§ **AIM OF THE EXERCISE**:
Skip the pictures. Repeat everything else in the records word for word.

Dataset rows
↓

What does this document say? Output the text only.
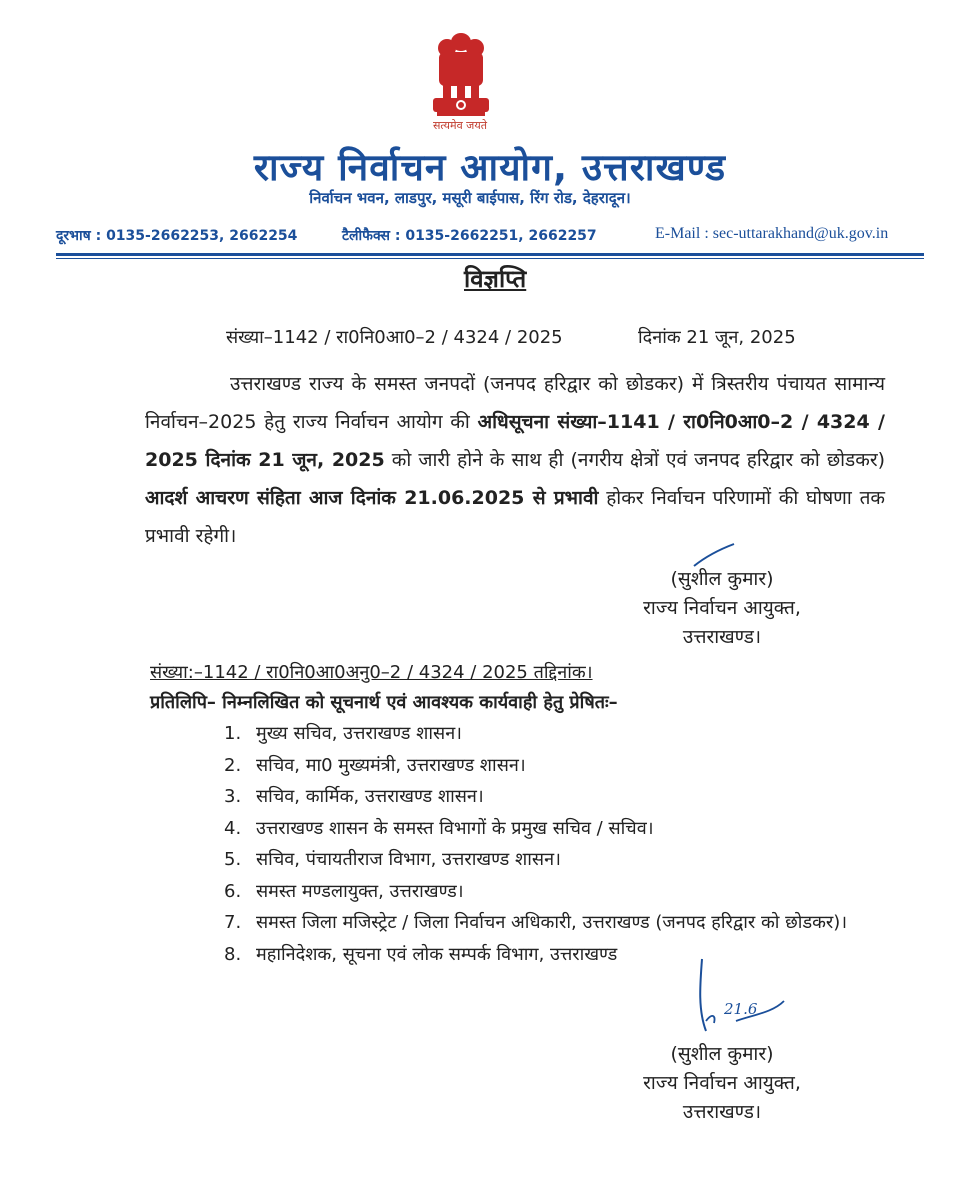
सत्यमेव जयते
राज्य निर्वाचन आयोग, उत्तराखण्ड
निर्वाचन भवन, लाडपुर, मसूरी बाईपास, रिंग रोड, देहरादून।
दूरभाष : 0135-2662253, 2662254	टैलीफैक्स : 0135-2662251, 2662257	E-Mail : sec-uttarakhand@uk.gov.in
विज्ञप्ति
संख्या–1142 / रा0नि0आ0–2 / 4324 / 2025	दिनांक 21 जून, 2025
उत्तराखण्ड राज्य के समस्त जनपदों (जनपद हरिद्वार को छोडकर) में त्रिस्तरीय पंचायत सामान्य निर्वाचन–2025 हेतु राज्य निर्वाचन आयोग की अधिसूचना संख्या–1141 / रा0नि0आ0–2 / 4324 / 2025 दिनांक 21 जून, 2025 को जारी होने के साथ ही (नगरीय क्षेत्रों एवं जनपद हरिद्वार को छोडकर) आदर्श आचरण संहिता आज दिनांक 21.06.2025 से प्रभावी होकर निर्वाचन परिणामों की घोषणा तक प्रभावी रहेगी।
(सुशील कुमार)
राज्य निर्वाचन आयुक्त,
उत्तराखण्ड।
संख्या:–1142 / रा0नि0आ0अनु0–2 / 4324 / 2025 तद्दिनांक।
प्रतिलिपि– निम्नलिखित को सूचनार्थ एवं आवश्यक कार्यवाही हेतु प्रेषितः–
1. मुख्य सचिव, उत्तराखण्ड शासन।
2. सचिव, मा0 मुख्यमंत्री, उत्तराखण्ड शासन।
3. सचिव, कार्मिक, उत्तराखण्ड शासन।
4. उत्तराखण्ड शासन के समस्त विभागों के प्रमुख सचिव / सचिव।
5. सचिव, पंचायतीराज विभाग, उत्तराखण्ड शासन।
6. समस्त मण्डलायुक्त, उत्तराखण्ड।
7. समस्त जिला मजिस्ट्रेट / जिला निर्वाचन अधिकारी, उत्तराखण्ड (जनपद हरिद्वार को छोडकर)।
8. महानिदेशक, सूचना एवं लोक सम्पर्क विभाग, उत्तराखण्ड
21.6
(सुशील कुमार)
राज्य निर्वाचन आयुक्त,
उत्तराखण्ड।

↑

§ **WRITTEN RESPONSE**:
What does this document say? Output the text only.
सत्यमेव जयते
राज्य निर्वाचन आयोग, उत्तराखण्ड
निर्वाचन भवन, लाडपुर, मसूरी बाईपास, रिंग रोड, देहरादून।
दूरभाष : 0135-2662253, 2662254	टैलीफैक्स : 0135-2662251, 2662257	E-Mail : sec-uttarakhand@uk.gov.in
विज्ञप्ति
संख्या–1142 / रा0नि0आ0–2 / 4324 / 2025	दिनांक 21 जून, 2025
उत्तराखण्ड राज्य के समस्त जनपदों (जनपद हरिद्वार को छोडकर) में त्रिस्तरीय पंचायत सामान्य निर्वाचन–2025 हेतु राज्य निर्वाचन आयोग की अधिसूचना संख्या–1141 / रा0नि0आ0–2 / 4324 / 2025 दिनांक 21 जून, 2025 को जारी होने के साथ ही (नगरीय क्षेत्रों एवं जनपद हरिद्वार को छोडकर) आदर्श आचरण संहिता आज दिनांक 21.06.2025 से प्रभावी होकर निर्वाचन परिणामों की घोषणा तक प्रभावी रहेगी।
(सुशील कुमार)
राज्य निर्वाचन आयुक्त,
उत्तराखण्ड।
संख्या:–1142 / रा0नि0आ0अनु0–2 / 4324 / 2025 तद्दिनांक।
प्रतिलिपि– निम्नलिखित को सूचनार्थ एवं आवश्यक कार्यवाही हेतु प्रेषितः–
1. मुख्य सचिव, उत्तराखण्ड शासन।
2. सचिव, मा0 मुख्यमंत्री, उत्तराखण्ड शासन।
3. सचिव, कार्मिक, उत्तराखण्ड शासन।
4. उत्तराखण्ड शासन के समस्त विभागों के प्रमुख सचिव / सचिव।
5. सचिव, पंचायतीराज विभाग, उत्तराखण्ड शासन।
6. समस्त मण्डलायुक्त, उत्तराखण्ड।
7. समस्त जिला मजिस्ट्रेट / जिला निर्वाचन अधिकारी, उत्तराखण्ड (जनपद हरिद्वार को छोडकर)।
8. महानिदेशक, सूचना एवं लोक सम्पर्क विभाग, उत्तराखण्ड
21.6
(सुशील कुमार)
राज्य निर्वाचन आयुक्त,
उत्तराखण्ड।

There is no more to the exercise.